### DIRECTIVE
Note each line that includes the word "title". Copy those lines.

### DATA SHOWN
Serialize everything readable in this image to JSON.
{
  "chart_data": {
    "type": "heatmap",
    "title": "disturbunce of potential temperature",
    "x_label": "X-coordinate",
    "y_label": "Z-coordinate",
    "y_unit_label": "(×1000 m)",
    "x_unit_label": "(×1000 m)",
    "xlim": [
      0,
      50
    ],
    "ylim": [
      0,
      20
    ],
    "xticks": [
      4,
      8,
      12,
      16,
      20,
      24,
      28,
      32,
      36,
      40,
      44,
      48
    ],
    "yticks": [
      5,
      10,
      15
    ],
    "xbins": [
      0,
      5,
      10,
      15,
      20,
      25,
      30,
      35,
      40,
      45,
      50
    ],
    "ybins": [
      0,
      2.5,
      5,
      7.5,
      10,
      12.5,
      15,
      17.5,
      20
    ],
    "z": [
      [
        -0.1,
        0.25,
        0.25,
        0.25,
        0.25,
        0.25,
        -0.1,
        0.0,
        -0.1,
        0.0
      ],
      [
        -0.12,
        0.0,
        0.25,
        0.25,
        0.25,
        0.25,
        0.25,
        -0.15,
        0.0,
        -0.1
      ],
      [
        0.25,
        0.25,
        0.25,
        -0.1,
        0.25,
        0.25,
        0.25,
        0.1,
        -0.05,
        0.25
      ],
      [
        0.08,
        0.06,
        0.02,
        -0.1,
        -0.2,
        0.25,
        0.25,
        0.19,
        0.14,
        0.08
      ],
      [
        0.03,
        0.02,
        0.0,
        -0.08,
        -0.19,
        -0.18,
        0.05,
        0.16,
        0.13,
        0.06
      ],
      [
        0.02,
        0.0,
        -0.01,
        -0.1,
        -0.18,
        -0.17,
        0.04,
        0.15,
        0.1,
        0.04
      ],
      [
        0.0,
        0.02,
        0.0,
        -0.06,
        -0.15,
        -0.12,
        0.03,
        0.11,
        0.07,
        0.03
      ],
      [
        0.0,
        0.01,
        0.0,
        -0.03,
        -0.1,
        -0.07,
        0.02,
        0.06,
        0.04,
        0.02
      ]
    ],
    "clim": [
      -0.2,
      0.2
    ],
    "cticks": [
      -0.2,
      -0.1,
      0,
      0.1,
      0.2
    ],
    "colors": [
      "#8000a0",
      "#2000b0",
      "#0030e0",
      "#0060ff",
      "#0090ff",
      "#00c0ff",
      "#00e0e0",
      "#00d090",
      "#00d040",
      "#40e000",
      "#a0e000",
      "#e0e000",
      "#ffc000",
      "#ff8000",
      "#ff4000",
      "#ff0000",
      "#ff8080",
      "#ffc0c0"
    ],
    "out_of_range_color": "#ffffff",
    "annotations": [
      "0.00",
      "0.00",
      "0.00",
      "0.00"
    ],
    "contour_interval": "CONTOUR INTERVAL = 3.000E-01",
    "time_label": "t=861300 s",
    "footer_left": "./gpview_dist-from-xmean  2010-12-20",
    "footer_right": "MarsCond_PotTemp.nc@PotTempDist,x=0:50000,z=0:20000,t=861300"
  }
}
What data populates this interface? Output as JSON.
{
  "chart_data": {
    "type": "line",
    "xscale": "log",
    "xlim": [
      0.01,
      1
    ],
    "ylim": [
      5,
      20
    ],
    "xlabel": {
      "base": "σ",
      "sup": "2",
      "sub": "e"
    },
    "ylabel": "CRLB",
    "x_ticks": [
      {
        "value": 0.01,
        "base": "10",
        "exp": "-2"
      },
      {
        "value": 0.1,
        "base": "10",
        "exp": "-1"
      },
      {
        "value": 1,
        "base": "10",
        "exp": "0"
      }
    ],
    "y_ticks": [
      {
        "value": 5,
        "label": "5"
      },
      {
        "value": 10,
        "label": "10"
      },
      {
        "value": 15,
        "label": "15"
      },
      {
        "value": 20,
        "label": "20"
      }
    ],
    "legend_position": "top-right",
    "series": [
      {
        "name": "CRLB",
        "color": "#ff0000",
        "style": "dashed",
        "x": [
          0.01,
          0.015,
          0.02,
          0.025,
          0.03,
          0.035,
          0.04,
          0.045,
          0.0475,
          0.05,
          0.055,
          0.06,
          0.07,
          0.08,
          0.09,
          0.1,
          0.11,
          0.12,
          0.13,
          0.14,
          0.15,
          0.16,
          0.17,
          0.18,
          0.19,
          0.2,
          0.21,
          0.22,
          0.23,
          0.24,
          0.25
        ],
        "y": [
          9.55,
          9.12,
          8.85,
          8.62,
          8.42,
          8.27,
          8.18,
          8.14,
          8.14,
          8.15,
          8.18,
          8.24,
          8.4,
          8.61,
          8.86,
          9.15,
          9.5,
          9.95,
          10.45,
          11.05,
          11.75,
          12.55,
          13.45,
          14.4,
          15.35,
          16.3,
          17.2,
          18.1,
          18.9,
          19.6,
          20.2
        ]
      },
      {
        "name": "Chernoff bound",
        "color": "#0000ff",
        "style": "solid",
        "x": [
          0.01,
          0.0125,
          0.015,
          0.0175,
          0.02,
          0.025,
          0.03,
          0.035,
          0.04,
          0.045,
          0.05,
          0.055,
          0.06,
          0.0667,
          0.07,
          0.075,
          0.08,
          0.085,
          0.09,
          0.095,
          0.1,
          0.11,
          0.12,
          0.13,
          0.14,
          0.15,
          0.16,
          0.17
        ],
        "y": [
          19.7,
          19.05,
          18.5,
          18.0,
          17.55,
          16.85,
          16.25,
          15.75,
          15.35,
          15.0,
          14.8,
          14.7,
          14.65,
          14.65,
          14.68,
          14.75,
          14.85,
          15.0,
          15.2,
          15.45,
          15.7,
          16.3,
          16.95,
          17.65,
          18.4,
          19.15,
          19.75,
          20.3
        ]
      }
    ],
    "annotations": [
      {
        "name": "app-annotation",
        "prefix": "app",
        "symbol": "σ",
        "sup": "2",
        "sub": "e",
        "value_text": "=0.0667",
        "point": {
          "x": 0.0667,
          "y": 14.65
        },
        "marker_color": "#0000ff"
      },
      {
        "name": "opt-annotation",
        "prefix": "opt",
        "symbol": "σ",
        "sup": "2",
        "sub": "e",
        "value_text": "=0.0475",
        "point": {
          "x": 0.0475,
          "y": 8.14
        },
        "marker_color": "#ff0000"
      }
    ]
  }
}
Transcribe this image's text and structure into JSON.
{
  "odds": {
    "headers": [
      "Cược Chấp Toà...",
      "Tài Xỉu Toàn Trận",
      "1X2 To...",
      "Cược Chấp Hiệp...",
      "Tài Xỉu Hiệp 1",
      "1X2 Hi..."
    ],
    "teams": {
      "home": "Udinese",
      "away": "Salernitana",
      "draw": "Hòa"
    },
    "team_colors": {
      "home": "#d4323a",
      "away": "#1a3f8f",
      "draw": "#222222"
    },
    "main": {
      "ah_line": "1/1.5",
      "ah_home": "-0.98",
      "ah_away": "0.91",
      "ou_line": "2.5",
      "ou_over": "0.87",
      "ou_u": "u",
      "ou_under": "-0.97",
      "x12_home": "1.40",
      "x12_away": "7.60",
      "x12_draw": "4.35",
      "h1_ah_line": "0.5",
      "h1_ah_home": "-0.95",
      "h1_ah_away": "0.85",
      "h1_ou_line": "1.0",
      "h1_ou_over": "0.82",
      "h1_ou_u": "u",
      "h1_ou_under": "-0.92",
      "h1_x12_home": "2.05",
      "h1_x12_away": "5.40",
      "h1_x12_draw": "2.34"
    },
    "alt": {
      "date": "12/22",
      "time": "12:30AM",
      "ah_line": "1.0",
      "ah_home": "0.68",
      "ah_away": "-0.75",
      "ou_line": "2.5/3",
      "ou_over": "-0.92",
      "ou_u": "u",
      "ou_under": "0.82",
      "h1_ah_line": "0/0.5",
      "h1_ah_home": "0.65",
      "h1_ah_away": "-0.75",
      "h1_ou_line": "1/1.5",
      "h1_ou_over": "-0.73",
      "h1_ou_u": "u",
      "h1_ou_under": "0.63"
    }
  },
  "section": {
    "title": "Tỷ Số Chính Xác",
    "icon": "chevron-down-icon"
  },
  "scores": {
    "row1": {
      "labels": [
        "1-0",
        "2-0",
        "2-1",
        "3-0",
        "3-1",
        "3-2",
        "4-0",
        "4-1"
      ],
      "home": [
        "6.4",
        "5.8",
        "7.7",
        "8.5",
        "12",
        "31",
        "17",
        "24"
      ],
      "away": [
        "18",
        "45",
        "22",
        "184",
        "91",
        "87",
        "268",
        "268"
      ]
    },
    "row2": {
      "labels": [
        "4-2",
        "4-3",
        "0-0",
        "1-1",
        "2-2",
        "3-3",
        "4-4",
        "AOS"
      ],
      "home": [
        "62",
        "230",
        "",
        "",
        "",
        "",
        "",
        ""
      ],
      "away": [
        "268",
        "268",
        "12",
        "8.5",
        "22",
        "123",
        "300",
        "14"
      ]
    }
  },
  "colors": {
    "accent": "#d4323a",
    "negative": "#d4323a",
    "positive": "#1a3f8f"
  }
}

### WRITTEN RESPONSE
    "title": "disturbunce of potential temperature",
    "title": "Tỷ Số Chính Xác",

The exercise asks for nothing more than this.